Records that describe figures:
☆ ☆ ☆ ☆ ☆

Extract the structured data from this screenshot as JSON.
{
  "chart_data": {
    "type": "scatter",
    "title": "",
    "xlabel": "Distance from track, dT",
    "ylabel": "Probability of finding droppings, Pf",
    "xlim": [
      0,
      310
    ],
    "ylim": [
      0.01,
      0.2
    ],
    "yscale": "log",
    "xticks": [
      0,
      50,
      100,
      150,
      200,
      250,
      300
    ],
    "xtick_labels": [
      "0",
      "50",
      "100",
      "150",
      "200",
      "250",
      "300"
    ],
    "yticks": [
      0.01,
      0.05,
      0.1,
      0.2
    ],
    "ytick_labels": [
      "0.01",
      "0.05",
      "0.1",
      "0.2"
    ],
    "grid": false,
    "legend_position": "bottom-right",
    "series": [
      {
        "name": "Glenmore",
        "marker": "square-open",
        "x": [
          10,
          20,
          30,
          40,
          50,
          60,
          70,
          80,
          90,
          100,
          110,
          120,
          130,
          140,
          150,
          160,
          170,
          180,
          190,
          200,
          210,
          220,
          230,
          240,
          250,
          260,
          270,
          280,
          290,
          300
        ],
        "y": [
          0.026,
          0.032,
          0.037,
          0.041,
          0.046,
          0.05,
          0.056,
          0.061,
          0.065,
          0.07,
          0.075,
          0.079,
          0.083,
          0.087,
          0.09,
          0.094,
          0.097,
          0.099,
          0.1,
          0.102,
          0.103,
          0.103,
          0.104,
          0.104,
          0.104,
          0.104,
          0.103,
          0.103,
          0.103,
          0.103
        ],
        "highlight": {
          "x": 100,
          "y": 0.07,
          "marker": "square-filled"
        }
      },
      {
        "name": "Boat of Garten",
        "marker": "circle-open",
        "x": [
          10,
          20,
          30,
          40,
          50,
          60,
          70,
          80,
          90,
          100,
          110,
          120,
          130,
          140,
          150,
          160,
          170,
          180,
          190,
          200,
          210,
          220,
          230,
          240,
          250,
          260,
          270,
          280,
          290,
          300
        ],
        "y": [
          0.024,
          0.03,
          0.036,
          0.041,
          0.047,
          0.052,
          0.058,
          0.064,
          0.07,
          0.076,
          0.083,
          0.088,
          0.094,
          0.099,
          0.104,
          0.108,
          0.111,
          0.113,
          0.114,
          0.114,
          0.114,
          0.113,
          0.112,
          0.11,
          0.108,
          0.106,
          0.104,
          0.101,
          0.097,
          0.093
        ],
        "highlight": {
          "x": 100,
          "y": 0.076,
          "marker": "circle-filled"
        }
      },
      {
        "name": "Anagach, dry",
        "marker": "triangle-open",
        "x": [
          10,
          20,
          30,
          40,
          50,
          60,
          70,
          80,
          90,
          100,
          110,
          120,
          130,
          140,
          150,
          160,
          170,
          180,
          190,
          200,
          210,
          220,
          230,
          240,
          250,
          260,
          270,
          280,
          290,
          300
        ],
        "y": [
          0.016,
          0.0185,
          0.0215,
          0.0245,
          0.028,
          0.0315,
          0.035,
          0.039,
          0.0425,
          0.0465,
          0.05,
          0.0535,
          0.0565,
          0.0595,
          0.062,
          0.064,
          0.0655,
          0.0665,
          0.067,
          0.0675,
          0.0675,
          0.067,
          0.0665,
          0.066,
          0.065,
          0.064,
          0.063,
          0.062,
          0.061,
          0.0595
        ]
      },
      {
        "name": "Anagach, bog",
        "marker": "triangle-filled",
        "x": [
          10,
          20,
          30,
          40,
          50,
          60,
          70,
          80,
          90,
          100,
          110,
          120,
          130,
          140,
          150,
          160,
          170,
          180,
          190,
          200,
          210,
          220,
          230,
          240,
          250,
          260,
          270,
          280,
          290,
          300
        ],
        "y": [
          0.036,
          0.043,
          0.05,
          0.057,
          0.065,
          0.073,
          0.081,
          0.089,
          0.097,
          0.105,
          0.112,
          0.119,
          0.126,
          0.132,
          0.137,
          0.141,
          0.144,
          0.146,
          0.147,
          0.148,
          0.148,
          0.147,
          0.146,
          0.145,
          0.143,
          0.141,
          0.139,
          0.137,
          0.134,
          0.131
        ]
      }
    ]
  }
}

☆ ☆ ☆ ☆ ☆

Point out every line holding the string "marker" and copy it.

▶ Output:
        "marker": "square-open",
          "marker": "square-filled"
        "marker": "circle-open",
          "marker": "circle-filled"
        "marker": "triangle-open",
        "marker": "triangle-filled",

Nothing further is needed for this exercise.